[Exercise inputs start]

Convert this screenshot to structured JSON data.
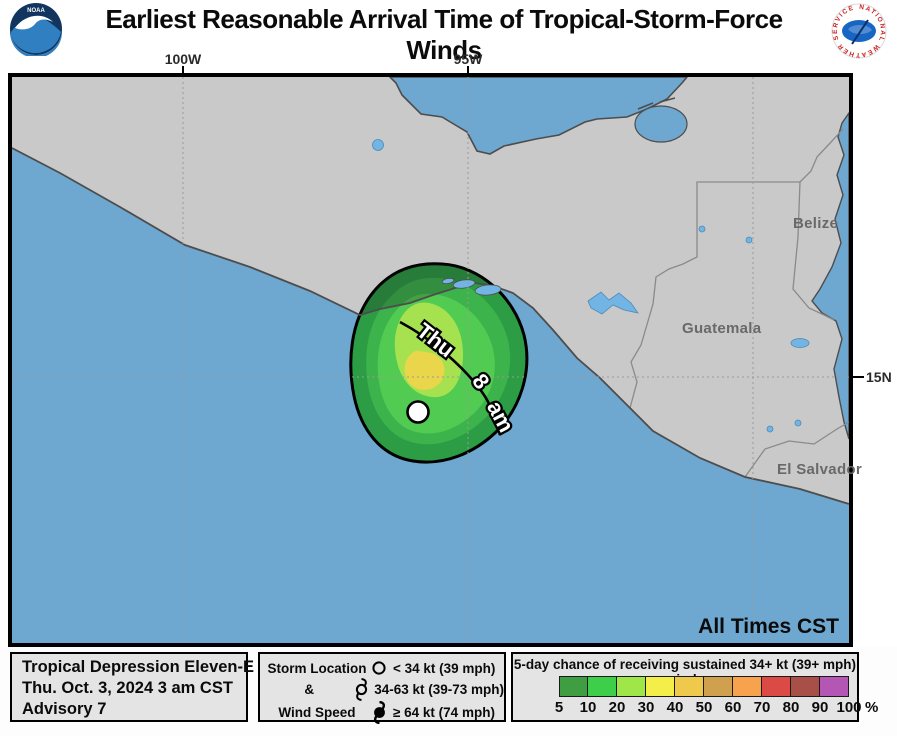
{
  "header": {
    "title": "Earliest Reasonable Arrival Time of Tropical-Storm-Force Winds",
    "noaa_logo_text": "NOAA",
    "nws_logo_text": "NATIONAL WEATHER SERVICE"
  },
  "map": {
    "lon_labels": [
      "100W",
      "95W"
    ],
    "lat_labels": [
      "15N"
    ],
    "places": {
      "guatemala": "Guatemala",
      "belize": "Belize",
      "el_salvador": "El Salvador"
    },
    "arrival_label": {
      "word1": "Thu",
      "word2": "8",
      "word3": "am"
    },
    "footer_note": "All Times CST",
    "colors": {
      "ocean": "#6ea7cf",
      "land": "#c9c9c9",
      "lake": "#72b4e4",
      "coast": "#4d4d4d",
      "country_border": "#8a8a8a",
      "swath_levels": [
        "#2c9c45",
        "#3cb34b",
        "#52cb52",
        "#a6e24f",
        "#e9d64b"
      ]
    }
  },
  "info_box": {
    "line1": "Tropical Depression Eleven-E",
    "line2": "Thu. Oct. 3, 2024  3 am CST",
    "line3": "Advisory 7"
  },
  "symbol_legend": {
    "label_line1": "Storm Location",
    "label_line2": "&",
    "label_line3": "Wind Speed",
    "items": [
      {
        "symbol": "disturbance-circle",
        "label": "< 34 kt (39 mph)"
      },
      {
        "symbol": "tropical-storm",
        "label": "34-63 kt (39-73 mph)"
      },
      {
        "symbol": "hurricane",
        "label": "≥ 64 kt (74 mph)"
      }
    ]
  },
  "scale_legend": {
    "title": "5-day chance of receiving sustained 34+ kt (39+ mph) winds",
    "colors": [
      "#3f9e42",
      "#3ecf4a",
      "#9fe649",
      "#f4ef48",
      "#eec94b",
      "#cfa14e",
      "#f7a24c",
      "#dc4a45",
      "#a85048",
      "#b457b4"
    ],
    "labels": [
      "5",
      "10",
      "20",
      "30",
      "40",
      "50",
      "60",
      "70",
      "80",
      "90",
      "100"
    ],
    "unit": "%"
  }
}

[Exercise inputs end]

Leave the pictures out and write out every entry exactly as given.

Convert this screenshot to structured JSON data.
{
  "header": {
    "title": "Earliest Reasonable Arrival Time of Tropical-Storm-Force Winds",
    "noaa_logo_text": "NOAA",
    "nws_logo_text": "NATIONAL WEATHER SERVICE"
  },
  "map": {
    "lon_labels": [
      "100W",
      "95W"
    ],
    "lat_labels": [
      "15N"
    ],
    "places": {
      "guatemala": "Guatemala",
      "belize": "Belize",
      "el_salvador": "El Salvador"
    },
    "arrival_label": {
      "word1": "Thu",
      "word2": "8",
      "word3": "am"
    },
    "footer_note": "All Times CST",
    "colors": {
      "ocean": "#6ea7cf",
      "land": "#c9c9c9",
      "lake": "#72b4e4",
      "coast": "#4d4d4d",
      "country_border": "#8a8a8a",
      "swath_levels": [
        "#2c9c45",
        "#3cb34b",
        "#52cb52",
        "#a6e24f",
        "#e9d64b"
      ]
    }
  },
  "info_box": {
    "line1": "Tropical Depression Eleven-E",
    "line2": "Thu. Oct. 3, 2024  3 am CST",
    "line3": "Advisory 7"
  },
  "symbol_legend": {
    "label_line1": "Storm Location",
    "label_line2": "&",
    "label_line3": "Wind Speed",
    "items": [
      {
        "symbol": "disturbance-circle",
        "label": "< 34 kt (39 mph)"
      },
      {
        "symbol": "tropical-storm",
        "label": "34-63 kt (39-73 mph)"
      },
      {
        "symbol": "hurricane",
        "label": "≥ 64 kt (74 mph)"
      }
    ]
  },
  "scale_legend": {
    "title": "5-day chance of receiving sustained 34+ kt (39+ mph) winds",
    "colors": [
      "#3f9e42",
      "#3ecf4a",
      "#9fe649",
      "#f4ef48",
      "#eec94b",
      "#cfa14e",
      "#f7a24c",
      "#dc4a45",
      "#a85048",
      "#b457b4"
    ],
    "labels": [
      "5",
      "10",
      "20",
      "30",
      "40",
      "50",
      "60",
      "70",
      "80",
      "90",
      "100"
    ],
    "unit": "%"
  }
}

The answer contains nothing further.